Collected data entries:
"""
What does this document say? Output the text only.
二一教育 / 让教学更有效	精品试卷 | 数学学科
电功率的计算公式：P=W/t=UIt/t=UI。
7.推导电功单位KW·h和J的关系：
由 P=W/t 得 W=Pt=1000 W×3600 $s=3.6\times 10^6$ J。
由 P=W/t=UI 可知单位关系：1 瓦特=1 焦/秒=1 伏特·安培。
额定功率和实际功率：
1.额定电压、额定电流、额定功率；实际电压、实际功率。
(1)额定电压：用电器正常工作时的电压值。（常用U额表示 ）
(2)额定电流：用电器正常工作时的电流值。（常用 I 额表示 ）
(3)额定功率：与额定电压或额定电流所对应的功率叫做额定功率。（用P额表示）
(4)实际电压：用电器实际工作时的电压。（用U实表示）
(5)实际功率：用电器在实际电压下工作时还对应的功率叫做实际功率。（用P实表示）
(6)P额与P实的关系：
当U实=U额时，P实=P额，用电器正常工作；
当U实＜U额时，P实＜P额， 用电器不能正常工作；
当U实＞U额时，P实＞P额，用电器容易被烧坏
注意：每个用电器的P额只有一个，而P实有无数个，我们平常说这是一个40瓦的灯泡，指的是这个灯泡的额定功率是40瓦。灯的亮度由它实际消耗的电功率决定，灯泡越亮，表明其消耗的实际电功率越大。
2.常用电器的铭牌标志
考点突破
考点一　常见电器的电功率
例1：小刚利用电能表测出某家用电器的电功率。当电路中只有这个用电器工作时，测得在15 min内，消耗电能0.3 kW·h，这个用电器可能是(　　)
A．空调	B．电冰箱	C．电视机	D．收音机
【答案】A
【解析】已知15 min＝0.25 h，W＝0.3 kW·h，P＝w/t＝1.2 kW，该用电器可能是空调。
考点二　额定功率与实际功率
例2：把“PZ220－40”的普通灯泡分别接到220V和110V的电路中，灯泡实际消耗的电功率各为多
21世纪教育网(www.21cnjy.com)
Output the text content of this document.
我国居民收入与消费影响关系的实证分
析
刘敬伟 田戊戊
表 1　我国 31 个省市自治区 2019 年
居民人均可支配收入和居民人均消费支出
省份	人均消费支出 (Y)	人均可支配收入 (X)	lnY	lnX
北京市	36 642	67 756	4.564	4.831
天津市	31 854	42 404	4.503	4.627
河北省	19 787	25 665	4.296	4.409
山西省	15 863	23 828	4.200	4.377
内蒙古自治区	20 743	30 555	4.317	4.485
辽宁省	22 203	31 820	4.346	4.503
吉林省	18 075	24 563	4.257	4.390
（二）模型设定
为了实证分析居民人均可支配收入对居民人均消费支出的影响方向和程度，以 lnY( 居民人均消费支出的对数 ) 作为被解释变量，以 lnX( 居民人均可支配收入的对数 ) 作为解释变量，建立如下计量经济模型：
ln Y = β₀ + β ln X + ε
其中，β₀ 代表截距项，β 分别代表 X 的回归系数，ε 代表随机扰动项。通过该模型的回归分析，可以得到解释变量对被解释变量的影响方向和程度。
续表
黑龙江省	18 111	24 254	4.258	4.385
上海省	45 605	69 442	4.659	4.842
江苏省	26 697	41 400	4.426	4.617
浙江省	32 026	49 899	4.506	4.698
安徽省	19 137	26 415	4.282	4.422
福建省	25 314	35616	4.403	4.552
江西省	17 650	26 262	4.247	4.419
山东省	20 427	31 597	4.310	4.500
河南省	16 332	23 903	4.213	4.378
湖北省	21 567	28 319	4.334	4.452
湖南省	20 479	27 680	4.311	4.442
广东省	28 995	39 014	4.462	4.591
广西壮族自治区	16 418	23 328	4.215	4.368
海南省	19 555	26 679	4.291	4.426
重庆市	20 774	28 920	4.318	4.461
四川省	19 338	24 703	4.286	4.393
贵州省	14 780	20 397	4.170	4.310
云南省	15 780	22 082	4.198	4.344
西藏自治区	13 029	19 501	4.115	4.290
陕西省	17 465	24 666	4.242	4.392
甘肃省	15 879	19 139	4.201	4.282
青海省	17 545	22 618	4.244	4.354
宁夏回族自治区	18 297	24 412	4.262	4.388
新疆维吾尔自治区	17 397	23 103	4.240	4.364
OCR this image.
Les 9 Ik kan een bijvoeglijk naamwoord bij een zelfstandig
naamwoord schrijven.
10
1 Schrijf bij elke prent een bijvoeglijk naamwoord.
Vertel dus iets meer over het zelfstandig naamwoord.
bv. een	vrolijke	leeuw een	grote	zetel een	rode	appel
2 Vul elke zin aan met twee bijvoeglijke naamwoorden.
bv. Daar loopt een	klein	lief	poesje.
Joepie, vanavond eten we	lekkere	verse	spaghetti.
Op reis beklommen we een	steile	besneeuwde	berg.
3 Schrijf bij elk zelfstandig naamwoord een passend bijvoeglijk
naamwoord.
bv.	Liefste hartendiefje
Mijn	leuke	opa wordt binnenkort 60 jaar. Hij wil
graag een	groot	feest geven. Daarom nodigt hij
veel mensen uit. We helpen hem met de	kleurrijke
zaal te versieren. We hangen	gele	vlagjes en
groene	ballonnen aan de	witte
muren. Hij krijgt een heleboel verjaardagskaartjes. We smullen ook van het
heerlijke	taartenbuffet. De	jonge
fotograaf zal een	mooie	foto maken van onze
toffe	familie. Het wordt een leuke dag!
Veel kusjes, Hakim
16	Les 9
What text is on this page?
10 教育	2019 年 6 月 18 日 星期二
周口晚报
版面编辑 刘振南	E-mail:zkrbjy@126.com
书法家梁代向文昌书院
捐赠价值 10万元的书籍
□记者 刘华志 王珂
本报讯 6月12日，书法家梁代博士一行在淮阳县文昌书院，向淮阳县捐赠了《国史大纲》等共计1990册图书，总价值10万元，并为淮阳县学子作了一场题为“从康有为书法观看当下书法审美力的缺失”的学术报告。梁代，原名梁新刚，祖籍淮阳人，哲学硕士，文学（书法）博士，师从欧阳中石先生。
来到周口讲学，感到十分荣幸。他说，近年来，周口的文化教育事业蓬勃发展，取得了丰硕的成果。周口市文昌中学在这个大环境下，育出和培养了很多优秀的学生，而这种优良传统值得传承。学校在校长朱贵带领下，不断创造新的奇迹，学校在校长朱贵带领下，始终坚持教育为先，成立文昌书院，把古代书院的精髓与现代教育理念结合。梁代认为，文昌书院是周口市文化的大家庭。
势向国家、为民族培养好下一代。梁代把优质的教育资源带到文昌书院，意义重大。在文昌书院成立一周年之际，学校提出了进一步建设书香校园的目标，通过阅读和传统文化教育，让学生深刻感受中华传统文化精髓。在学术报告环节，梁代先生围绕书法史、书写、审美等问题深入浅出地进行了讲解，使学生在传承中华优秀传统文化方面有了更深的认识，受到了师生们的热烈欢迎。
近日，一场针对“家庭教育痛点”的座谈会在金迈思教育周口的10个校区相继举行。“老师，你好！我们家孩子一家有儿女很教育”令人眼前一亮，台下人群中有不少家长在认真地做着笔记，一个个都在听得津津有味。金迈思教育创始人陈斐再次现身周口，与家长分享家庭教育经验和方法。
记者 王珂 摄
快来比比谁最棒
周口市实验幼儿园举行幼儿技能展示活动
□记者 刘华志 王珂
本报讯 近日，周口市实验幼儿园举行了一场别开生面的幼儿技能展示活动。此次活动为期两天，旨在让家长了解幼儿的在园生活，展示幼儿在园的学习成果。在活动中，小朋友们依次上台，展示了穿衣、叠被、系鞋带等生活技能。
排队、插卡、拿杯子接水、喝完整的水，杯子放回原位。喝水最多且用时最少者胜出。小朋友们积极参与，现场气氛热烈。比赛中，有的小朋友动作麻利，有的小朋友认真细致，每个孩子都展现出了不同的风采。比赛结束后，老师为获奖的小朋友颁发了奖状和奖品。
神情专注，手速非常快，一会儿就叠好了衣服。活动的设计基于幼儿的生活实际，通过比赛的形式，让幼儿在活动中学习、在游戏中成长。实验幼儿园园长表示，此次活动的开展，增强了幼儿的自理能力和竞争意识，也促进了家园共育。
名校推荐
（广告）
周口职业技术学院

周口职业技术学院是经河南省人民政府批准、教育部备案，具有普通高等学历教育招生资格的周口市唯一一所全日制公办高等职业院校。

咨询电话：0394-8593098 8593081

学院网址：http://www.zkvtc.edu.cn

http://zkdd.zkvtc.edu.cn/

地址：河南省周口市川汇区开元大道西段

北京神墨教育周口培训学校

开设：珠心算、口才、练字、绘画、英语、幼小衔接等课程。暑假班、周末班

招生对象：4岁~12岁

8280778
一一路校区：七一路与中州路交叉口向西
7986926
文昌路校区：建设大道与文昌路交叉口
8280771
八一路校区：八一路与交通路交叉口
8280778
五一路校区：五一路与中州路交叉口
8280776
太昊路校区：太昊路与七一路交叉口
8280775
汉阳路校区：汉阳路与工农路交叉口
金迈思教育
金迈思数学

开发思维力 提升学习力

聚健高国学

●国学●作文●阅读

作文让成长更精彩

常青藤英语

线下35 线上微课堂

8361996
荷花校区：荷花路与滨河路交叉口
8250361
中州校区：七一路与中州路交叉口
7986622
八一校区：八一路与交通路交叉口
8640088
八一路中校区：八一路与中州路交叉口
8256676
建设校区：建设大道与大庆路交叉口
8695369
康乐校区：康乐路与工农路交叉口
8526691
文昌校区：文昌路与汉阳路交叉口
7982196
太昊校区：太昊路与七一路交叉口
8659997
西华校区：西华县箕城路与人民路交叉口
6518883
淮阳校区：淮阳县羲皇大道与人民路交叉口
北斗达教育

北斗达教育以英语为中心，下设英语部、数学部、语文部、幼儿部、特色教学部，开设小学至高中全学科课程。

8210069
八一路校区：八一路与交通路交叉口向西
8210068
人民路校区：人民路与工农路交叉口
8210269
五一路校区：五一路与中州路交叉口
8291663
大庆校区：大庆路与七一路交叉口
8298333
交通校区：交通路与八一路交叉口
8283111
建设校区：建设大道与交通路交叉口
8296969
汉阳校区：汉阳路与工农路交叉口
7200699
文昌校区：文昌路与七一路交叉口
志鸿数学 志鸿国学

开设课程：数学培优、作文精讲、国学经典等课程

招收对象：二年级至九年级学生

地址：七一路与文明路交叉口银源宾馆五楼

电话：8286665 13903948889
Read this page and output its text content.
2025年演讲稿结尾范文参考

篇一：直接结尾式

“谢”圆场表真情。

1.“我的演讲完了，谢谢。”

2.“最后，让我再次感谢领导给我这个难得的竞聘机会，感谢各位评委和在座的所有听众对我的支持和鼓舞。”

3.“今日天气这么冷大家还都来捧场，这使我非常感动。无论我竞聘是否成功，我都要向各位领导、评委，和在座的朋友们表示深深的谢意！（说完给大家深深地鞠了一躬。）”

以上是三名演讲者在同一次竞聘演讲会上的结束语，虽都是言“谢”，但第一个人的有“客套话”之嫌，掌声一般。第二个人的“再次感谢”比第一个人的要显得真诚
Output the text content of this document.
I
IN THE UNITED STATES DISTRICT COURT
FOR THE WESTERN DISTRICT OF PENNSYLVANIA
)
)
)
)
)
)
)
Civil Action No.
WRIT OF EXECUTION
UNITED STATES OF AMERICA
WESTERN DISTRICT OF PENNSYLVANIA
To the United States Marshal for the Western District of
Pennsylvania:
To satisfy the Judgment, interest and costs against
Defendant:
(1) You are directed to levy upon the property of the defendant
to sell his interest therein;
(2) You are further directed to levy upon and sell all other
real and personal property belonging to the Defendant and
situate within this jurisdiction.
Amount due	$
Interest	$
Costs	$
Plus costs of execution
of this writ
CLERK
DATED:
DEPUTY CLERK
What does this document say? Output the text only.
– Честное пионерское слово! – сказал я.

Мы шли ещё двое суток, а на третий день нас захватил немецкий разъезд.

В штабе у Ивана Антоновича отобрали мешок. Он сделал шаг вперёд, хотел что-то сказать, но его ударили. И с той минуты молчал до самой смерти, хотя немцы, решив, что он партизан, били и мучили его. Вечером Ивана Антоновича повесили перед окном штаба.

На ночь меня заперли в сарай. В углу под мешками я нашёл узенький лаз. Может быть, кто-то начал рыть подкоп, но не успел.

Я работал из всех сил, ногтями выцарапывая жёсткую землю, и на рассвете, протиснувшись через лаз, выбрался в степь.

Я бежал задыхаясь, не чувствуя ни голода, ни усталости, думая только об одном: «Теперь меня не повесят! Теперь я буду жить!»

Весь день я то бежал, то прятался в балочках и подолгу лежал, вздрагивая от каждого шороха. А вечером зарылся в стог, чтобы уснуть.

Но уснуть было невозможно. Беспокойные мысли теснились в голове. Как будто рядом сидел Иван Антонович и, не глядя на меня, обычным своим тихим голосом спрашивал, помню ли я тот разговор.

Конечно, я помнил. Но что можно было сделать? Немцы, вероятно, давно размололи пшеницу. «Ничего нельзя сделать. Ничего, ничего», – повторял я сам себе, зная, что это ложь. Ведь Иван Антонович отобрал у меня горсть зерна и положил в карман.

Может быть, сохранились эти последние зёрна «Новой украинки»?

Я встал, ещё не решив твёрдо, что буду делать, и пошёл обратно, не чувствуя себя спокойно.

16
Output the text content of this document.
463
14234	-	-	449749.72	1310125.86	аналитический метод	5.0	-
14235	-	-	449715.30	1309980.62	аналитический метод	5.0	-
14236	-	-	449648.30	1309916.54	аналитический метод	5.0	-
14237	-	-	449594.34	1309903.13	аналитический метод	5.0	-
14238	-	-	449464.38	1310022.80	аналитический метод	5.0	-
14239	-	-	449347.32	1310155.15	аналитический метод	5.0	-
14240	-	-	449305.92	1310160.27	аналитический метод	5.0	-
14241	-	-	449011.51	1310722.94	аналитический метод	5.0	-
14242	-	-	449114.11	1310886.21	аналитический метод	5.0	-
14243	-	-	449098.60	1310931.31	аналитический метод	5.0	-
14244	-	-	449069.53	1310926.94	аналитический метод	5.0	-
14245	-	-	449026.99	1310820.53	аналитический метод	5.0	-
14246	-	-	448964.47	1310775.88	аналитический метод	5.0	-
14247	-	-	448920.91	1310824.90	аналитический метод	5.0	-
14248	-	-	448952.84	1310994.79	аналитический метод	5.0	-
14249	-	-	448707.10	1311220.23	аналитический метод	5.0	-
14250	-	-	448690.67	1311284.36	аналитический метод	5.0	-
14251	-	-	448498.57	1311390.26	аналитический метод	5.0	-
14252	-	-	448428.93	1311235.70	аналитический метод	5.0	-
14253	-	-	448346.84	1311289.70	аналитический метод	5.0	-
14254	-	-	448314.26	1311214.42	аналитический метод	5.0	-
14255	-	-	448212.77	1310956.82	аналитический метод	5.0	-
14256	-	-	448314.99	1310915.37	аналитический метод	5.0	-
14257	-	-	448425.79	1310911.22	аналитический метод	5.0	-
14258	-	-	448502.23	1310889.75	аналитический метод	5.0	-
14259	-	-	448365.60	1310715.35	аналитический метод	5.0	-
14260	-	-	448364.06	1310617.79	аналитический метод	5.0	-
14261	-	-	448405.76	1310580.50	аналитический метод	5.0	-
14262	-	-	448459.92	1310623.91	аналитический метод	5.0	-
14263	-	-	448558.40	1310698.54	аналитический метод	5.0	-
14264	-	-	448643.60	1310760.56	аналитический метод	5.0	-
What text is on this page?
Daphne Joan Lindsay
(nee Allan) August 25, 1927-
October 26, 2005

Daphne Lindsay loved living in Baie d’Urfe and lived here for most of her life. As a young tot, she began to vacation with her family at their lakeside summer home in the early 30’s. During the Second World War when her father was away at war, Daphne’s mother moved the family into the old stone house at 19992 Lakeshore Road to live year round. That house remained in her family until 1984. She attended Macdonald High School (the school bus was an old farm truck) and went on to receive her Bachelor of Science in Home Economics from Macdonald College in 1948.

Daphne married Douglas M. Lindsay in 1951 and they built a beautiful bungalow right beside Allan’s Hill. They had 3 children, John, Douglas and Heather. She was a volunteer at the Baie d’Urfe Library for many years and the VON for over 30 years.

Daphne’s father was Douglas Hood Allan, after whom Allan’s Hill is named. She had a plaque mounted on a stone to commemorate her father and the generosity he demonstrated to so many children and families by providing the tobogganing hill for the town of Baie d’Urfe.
"""
Aim |
Every line holding "Может" should be copied out.

Result of the exercise |
На ночь меня заперли в сарай. В углу под мешками я нашёл узенький лаз. Может быть, кто-то начал рыть подкоп, но не успел.
Может быть, сохранились эти последние зёрна «Новой украинки»?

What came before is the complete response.